## Goal
Determine how many lines below hold the string "Parse". Reply with the number alone.

## Extracted material
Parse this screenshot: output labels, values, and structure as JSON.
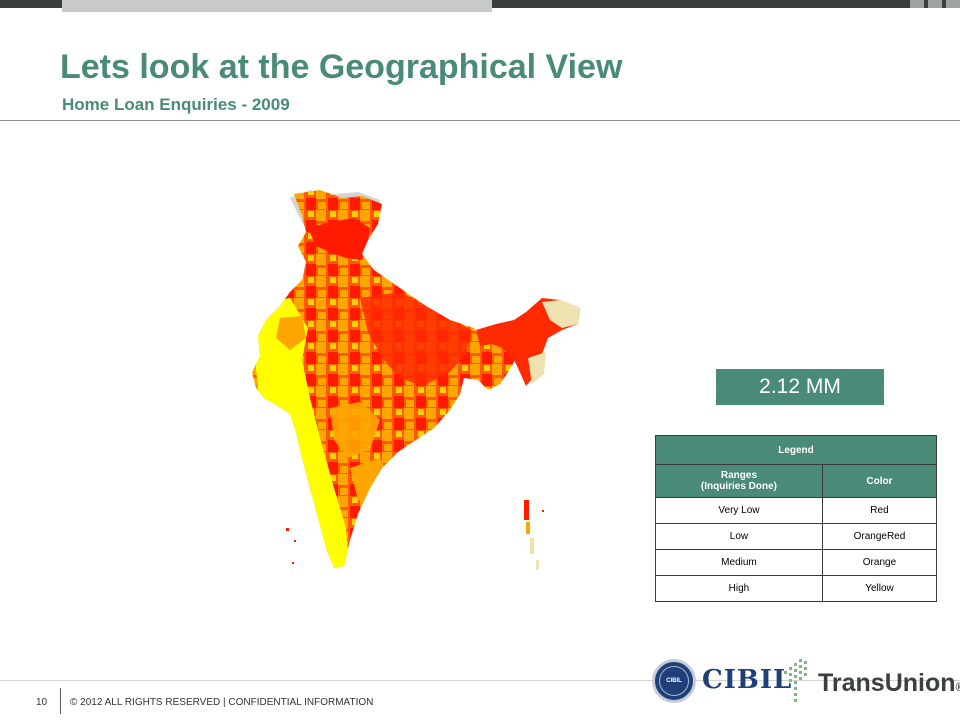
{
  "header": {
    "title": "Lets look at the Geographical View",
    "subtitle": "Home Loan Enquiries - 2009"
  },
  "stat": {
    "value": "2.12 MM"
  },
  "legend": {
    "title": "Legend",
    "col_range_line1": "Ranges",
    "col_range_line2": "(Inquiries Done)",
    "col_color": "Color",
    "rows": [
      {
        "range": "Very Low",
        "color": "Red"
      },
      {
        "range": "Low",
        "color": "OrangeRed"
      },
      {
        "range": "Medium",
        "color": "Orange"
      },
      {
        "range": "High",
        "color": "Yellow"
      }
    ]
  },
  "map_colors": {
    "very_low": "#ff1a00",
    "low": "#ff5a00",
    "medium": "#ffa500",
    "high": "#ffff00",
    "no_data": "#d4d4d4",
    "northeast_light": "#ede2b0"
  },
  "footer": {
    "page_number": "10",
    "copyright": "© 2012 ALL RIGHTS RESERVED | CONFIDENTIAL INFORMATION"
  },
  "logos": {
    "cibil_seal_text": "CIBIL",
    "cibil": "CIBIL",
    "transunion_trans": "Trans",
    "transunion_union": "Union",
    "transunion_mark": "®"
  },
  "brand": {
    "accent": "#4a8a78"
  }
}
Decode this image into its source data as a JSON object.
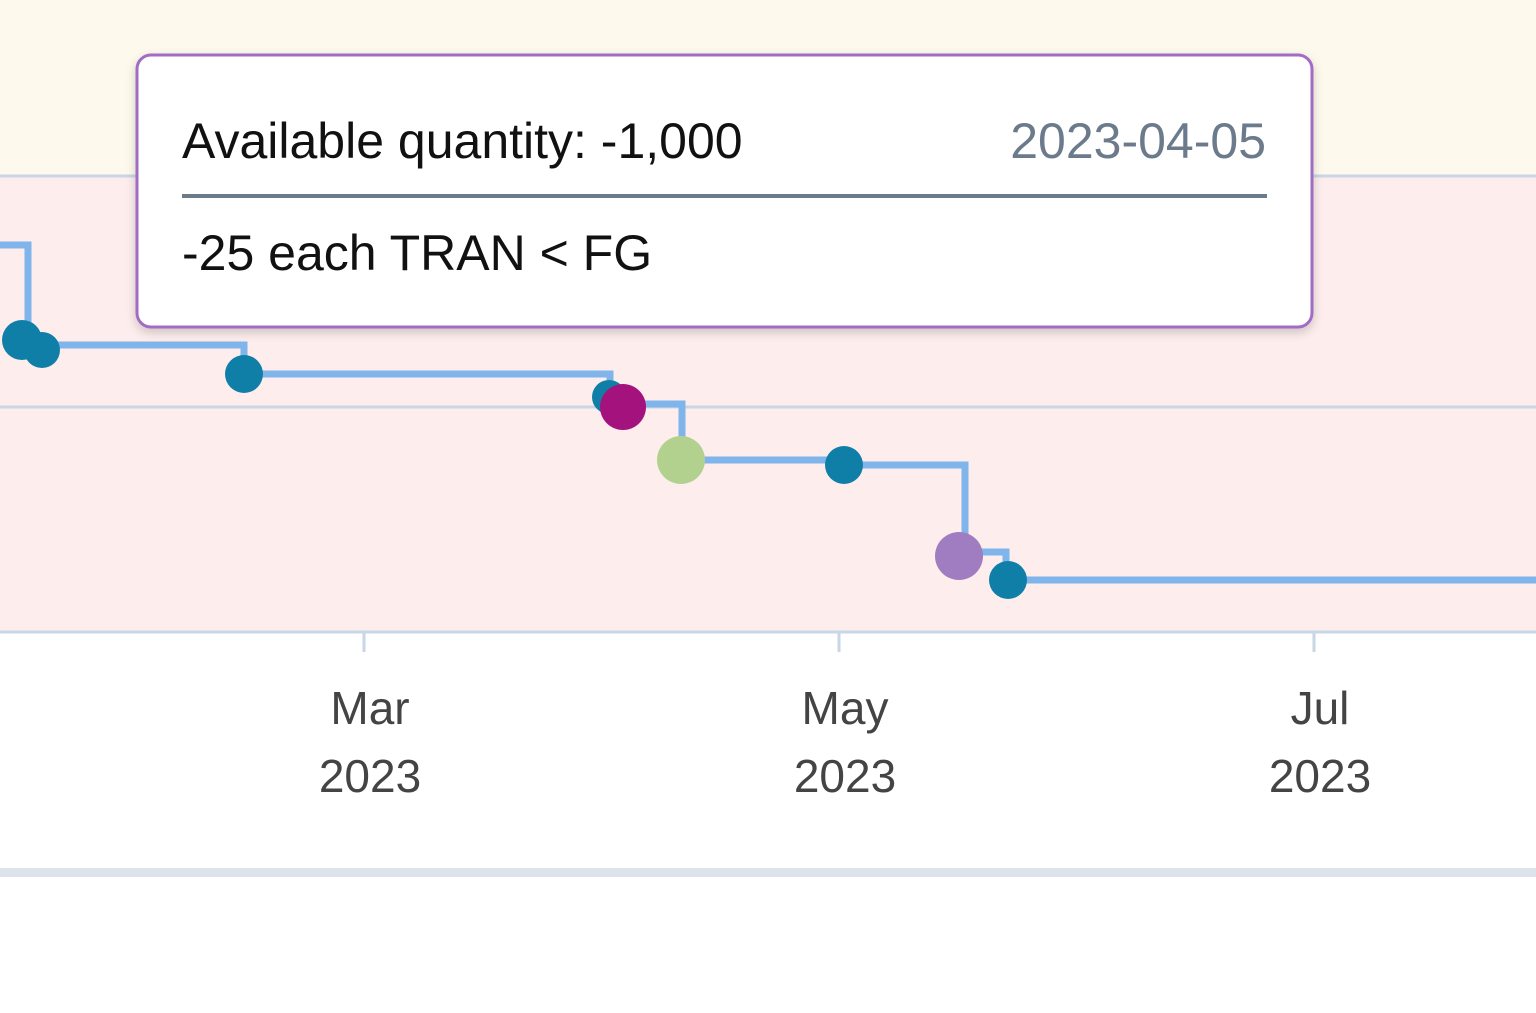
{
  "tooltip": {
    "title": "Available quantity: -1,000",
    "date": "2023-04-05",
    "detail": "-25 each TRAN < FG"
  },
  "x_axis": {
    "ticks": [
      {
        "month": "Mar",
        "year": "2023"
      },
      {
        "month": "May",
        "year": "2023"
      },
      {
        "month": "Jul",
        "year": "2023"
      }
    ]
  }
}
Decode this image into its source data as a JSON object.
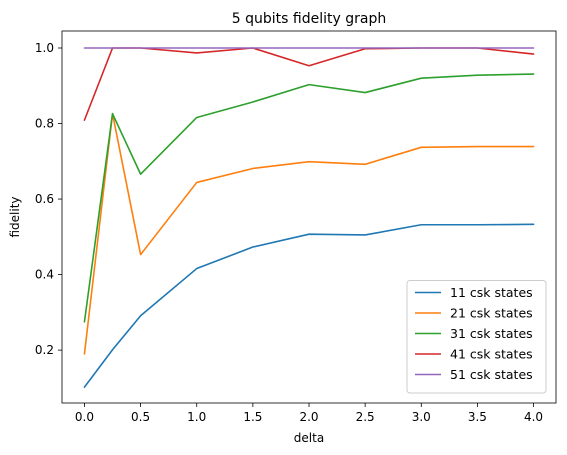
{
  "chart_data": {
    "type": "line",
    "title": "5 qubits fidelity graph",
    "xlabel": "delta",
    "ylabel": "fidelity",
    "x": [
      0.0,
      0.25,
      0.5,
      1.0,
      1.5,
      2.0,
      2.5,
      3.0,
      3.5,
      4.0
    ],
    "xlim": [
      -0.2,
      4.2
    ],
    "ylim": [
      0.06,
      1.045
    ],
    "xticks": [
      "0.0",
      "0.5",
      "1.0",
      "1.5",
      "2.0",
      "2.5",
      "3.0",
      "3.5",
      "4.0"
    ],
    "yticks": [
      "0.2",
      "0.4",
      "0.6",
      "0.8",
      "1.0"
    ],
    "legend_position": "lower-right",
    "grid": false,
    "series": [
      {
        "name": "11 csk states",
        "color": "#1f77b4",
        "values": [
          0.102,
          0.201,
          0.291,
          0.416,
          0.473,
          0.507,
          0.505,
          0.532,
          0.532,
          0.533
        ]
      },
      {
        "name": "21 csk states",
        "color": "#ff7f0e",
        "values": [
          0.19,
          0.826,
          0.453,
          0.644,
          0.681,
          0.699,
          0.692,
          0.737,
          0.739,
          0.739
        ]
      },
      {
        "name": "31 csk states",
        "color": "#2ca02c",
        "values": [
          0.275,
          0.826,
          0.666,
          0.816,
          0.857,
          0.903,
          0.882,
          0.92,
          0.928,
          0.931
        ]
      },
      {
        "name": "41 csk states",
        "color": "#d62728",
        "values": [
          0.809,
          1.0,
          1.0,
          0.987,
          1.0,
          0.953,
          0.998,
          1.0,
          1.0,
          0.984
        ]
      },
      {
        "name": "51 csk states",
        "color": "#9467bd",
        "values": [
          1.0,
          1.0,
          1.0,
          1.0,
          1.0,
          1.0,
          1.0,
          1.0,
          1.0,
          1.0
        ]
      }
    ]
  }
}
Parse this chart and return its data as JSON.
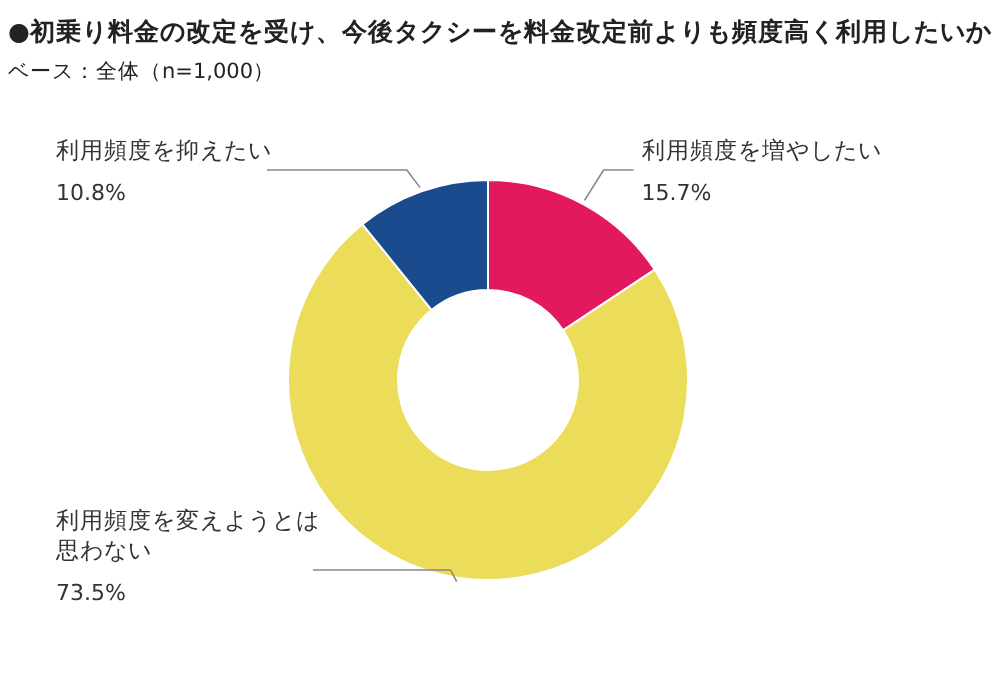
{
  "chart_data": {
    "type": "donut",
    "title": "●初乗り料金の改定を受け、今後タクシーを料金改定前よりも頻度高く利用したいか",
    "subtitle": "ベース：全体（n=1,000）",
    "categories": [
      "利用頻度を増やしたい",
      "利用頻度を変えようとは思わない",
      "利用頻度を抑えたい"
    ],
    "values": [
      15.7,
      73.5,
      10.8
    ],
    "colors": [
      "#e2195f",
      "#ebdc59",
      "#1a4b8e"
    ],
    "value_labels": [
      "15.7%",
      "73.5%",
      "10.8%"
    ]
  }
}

## The response
2